— INPUT RECORDS —
|---|
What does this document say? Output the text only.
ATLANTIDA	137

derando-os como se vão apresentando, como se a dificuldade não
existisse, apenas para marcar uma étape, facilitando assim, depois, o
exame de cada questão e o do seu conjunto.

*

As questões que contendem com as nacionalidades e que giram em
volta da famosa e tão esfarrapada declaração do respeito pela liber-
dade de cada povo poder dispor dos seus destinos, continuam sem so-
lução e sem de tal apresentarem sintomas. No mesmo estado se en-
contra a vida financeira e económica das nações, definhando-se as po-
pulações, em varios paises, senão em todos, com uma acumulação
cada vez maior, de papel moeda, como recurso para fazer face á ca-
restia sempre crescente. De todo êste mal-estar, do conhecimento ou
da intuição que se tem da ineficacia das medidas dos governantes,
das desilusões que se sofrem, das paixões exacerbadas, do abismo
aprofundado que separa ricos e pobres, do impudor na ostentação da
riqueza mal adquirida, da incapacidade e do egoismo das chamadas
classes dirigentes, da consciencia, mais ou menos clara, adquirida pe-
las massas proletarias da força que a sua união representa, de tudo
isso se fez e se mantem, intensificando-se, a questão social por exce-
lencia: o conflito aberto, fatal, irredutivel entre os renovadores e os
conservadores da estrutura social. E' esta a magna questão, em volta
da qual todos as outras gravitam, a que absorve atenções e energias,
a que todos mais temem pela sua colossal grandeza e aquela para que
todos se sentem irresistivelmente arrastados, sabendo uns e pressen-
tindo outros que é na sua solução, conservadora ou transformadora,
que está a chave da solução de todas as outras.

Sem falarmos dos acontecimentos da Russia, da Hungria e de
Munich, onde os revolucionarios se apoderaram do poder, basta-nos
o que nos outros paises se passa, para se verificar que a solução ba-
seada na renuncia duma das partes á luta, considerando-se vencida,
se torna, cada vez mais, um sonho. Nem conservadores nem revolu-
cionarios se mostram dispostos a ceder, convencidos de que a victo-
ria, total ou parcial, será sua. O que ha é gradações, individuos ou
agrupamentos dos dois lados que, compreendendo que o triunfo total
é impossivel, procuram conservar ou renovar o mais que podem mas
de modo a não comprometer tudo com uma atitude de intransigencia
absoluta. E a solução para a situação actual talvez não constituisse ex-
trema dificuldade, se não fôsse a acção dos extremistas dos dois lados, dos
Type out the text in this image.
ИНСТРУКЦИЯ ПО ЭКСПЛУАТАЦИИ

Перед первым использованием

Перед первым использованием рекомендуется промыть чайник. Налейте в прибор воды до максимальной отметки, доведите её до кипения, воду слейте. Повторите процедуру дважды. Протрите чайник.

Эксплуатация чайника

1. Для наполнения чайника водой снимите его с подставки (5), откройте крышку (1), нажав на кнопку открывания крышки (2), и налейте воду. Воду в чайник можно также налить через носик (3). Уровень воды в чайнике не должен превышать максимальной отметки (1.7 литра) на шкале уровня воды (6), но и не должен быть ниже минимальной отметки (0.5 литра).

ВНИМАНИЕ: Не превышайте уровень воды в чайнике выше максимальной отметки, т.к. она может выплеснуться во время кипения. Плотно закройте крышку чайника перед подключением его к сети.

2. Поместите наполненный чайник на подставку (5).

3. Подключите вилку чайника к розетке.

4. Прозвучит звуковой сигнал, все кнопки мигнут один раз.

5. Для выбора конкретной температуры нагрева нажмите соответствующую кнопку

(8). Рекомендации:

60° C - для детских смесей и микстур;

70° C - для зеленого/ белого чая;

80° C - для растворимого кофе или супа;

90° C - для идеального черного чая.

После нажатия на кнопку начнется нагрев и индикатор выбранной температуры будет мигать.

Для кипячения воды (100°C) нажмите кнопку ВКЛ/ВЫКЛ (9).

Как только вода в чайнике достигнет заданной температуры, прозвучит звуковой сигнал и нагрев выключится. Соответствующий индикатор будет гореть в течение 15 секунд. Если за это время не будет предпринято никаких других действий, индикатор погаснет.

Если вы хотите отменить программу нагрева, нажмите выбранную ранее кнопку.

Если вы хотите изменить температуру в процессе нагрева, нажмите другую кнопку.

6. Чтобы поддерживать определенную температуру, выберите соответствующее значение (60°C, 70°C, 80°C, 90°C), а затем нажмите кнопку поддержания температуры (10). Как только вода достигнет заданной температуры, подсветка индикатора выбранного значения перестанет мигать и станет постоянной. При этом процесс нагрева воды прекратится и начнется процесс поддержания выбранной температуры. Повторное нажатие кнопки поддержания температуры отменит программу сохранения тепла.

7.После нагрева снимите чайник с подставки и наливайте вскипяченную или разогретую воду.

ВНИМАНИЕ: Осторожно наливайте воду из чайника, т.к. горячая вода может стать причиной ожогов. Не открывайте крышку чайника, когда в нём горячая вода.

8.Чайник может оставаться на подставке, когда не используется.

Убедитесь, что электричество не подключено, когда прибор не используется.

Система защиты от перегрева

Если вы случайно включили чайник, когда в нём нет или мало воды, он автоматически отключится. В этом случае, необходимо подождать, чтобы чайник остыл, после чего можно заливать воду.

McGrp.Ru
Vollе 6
|---|
— INSTRUCTION —
From the entries above, copy each line holding "this".

— RESULT —
What does this document say? Output the text only.
Type out the text in this image.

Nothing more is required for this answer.